**EXERCISE REQUIREMENTS:**
Extract every line of the material below and reproduce it faithfully.

─── EXERCISE MATERIALS ───

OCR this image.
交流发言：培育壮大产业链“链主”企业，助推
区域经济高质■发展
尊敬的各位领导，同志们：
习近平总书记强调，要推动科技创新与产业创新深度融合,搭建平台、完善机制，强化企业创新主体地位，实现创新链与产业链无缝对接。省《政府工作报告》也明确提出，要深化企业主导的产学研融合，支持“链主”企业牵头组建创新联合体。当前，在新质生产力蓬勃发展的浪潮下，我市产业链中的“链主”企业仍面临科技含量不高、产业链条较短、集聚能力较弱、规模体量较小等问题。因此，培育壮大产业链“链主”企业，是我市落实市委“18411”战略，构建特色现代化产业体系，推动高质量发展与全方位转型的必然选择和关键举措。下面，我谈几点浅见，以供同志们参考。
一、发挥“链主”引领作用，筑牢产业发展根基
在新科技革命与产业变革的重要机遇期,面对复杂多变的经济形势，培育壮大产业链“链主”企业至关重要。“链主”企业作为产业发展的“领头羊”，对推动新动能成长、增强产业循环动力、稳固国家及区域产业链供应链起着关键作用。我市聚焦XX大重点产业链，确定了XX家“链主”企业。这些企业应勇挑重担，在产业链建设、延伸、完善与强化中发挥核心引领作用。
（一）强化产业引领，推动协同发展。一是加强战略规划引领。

───

**TASK RESPONSE:**
OCR this image.
交流发言：培育壮大产业链“链主”企业，助推
区域经济高质■发展
尊敬的各位领导，同志们：
习近平总书记强调，要推动科技创新与产业创新深度融合,搭建平台、完善机制，强化企业创新主体地位，实现创新链与产业链无缝对接。省《政府工作报告》也明确提出，要深化企业主导的产学研融合，支持“链主”企业牵头组建创新联合体。当前，在新质生产力蓬勃发展的浪潮下，我市产业链中的“链主”企业仍面临科技含量不高、产业链条较短、集聚能力较弱、规模体量较小等问题。因此，培育壮大产业链“链主”企业，是我市落实市委“18411”战略，构建特色现代化产业体系，推动高质量发展与全方位转型的必然选择和关键举措。下面，我谈几点浅见，以供同志们参考。
一、发挥“链主”引领作用，筑牢产业发展根基
在新科技革命与产业变革的重要机遇期,面对复杂多变的经济形势，培育壮大产业链“链主”企业至关重要。“链主”企业作为产业发展的“领头羊”，对推动新动能成长、增强产业循环动力、稳固国家及区域产业链供应链起着关键作用。我市聚焦XX大重点产业链，确定了XX家“链主”企业。这些企业应勇挑重担，在产业链建设、延伸、完善与强化中发挥核心引领作用。
（一）强化产业引领，推动协同发展。一是加强战略规划引领。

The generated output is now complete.